* **PROVIDED DATA**
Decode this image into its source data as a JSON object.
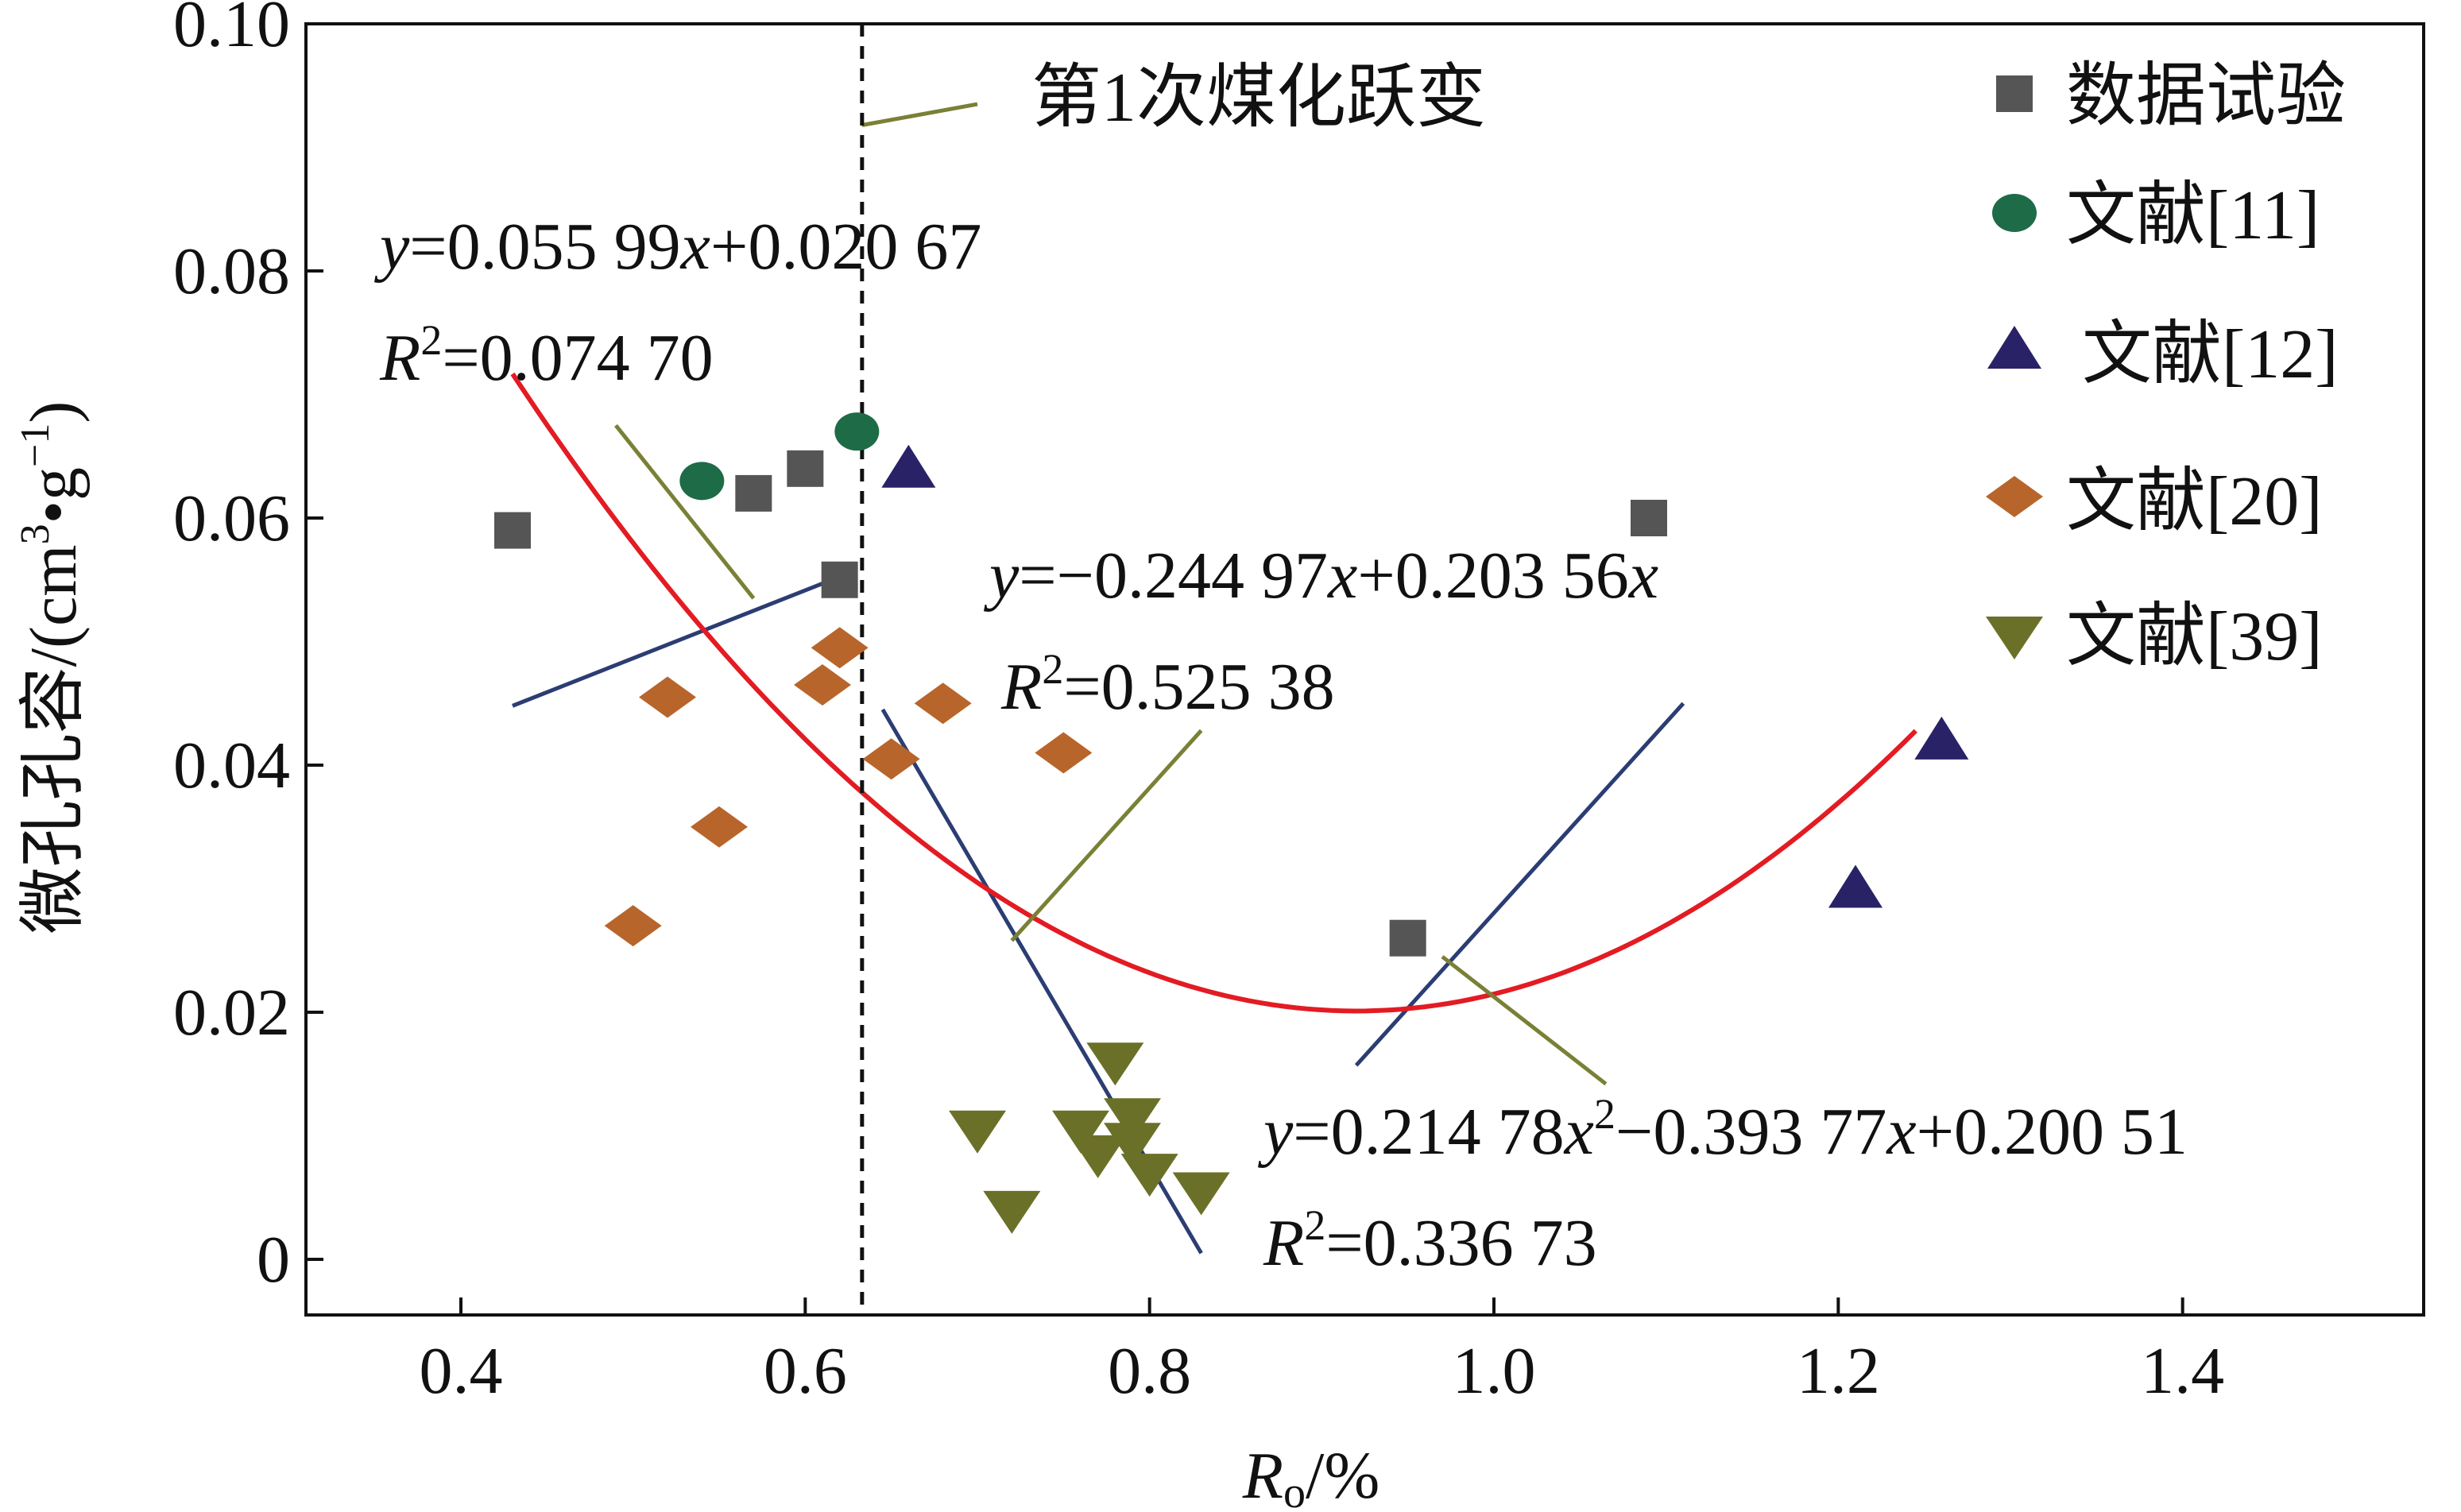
{
  "chart_data": {
    "type": "scatter",
    "xlabel": "R",
    "xlabel_sub": "o",
    "xlabel_suffix": "/%",
    "ylabel": "微孔孔容/(cm",
    "ylabel_sup1": "3",
    "ylabel_mid": "•g",
    "ylabel_sup2": "−1",
    "ylabel_end": ")",
    "xlim": [
      0.31,
      1.54
    ],
    "ylim": [
      -0.0045,
      0.1
    ],
    "x_ticks": [
      0.4,
      0.6,
      0.8,
      1.0,
      1.2,
      1.4
    ],
    "x_tick_labels": [
      "0.4",
      "0.6",
      "0.8",
      "1.0",
      "1.2",
      "1.4"
    ],
    "y_ticks": [
      0,
      0.02,
      0.04,
      0.06,
      0.08,
      0.1
    ],
    "y_tick_labels": [
      "0",
      "0.02",
      "0.04",
      "0.06",
      "0.08",
      "0.10"
    ],
    "grid": false,
    "legend_position": "top-right",
    "series": [
      {
        "name": "数据试验",
        "marker": "square",
        "color": "#555555",
        "points": [
          [
            0.43,
            0.059
          ],
          [
            0.57,
            0.062
          ],
          [
            0.6,
            0.064
          ],
          [
            0.62,
            0.055
          ],
          [
            0.95,
            0.026
          ],
          [
            1.09,
            0.06
          ]
        ]
      },
      {
        "name": "文献[11]",
        "marker": "circle",
        "color": "#1e6b47",
        "points": [
          [
            0.54,
            0.063
          ],
          [
            0.63,
            0.067
          ]
        ]
      },
      {
        "name": "文献[12]",
        "marker": "triangle-up",
        "color": "#2a2266",
        "points": [
          [
            0.66,
            0.064
          ],
          [
            1.21,
            0.03
          ],
          [
            1.26,
            0.042
          ]
        ]
      },
      {
        "name": "文献[20]",
        "marker": "diamond",
        "color": "#b8652b",
        "points": [
          [
            0.5,
            0.027
          ],
          [
            0.52,
            0.0455
          ],
          [
            0.55,
            0.035
          ],
          [
            0.61,
            0.0465
          ],
          [
            0.62,
            0.0495
          ],
          [
            0.65,
            0.0405
          ],
          [
            0.68,
            0.045
          ],
          [
            0.75,
            0.041
          ]
        ]
      },
      {
        "name": "文献[39]",
        "marker": "triangle-down",
        "color": "#6b7028",
        "points": [
          [
            0.7,
            0.0105
          ],
          [
            0.72,
            0.004
          ],
          [
            0.76,
            0.0105
          ],
          [
            0.77,
            0.0085
          ],
          [
            0.78,
            0.016
          ],
          [
            0.79,
            0.0115
          ],
          [
            0.79,
            0.0095
          ],
          [
            0.8,
            0.007
          ],
          [
            0.83,
            0.0055
          ]
        ]
      }
    ],
    "fit_lines": [
      {
        "kind": "linear",
        "color": "#2b3d73",
        "x": [
          0.43,
          0.63
        ],
        "y": [
          0.0448,
          0.0558
        ]
      },
      {
        "kind": "linear",
        "color": "#2b3d73",
        "x": [
          0.645,
          0.83
        ],
        "y": [
          0.0445,
          0.0005
        ]
      },
      {
        "kind": "linear",
        "color": "#2b3d73",
        "x": [
          0.92,
          1.11
        ],
        "y": [
          0.0157,
          0.045
        ]
      },
      {
        "kind": "quadratic",
        "color": "#e31b23",
        "x_range": [
          0.43,
          1.245
        ],
        "coeffs": [
          0.21478,
          -0.39377,
          0.20051
        ],
        "vertex": [
          0.92,
          0.0201
        ]
      }
    ],
    "leaders": [
      {
        "color": "#7a8035",
        "x": [
          0.49,
          0.57
        ],
        "y": [
          0.0675,
          0.0535
        ]
      },
      {
        "color": "#7a8035",
        "x": [
          0.72,
          0.83
        ],
        "y": [
          0.0258,
          0.0428
        ]
      },
      {
        "color": "#7a8035",
        "x": [
          0.97,
          1.065
        ],
        "y": [
          0.0245,
          0.0142
        ]
      },
      {
        "color": "#7a8035",
        "x": [
          0.633,
          0.7
        ],
        "y": [
          0.0918,
          0.0935
        ]
      }
    ],
    "vline": {
      "x": 0.633,
      "style": "dashed",
      "color": "#111111"
    },
    "annotations": {
      "transition_label": "第1次煤化跃变",
      "eq1": {
        "y": "y",
        "a": "=0.055 99",
        "x": "x",
        "b": "+0.020 67",
        "r": "R",
        "sup": "2",
        "r2": "=0.074 70"
      },
      "eq2": {
        "y": "y",
        "a": "=−0.244 97",
        "x": "x",
        "b": "+0.203 56",
        "x2": "x",
        "r": "R",
        "sup": "2",
        "r2": "=0.525 38"
      },
      "eq3": {
        "y": "y",
        "a": "=0.214 78",
        "x": "x",
        "sup": "2",
        "b": "−0.393 77",
        "x2": "x",
        "c": "+0.200 51",
        "r": "R",
        "rsup": "2",
        "r2": "=0.336 73"
      }
    }
  }
}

* **THE PROBLEM**
Copy each line above containing the string "marker".

* **WRITTEN RESPONSE**
        "marker": "square",
        "marker": "circle",
        "marker": "triangle-up",
        "marker": "diamond",
        "marker": "triangle-down",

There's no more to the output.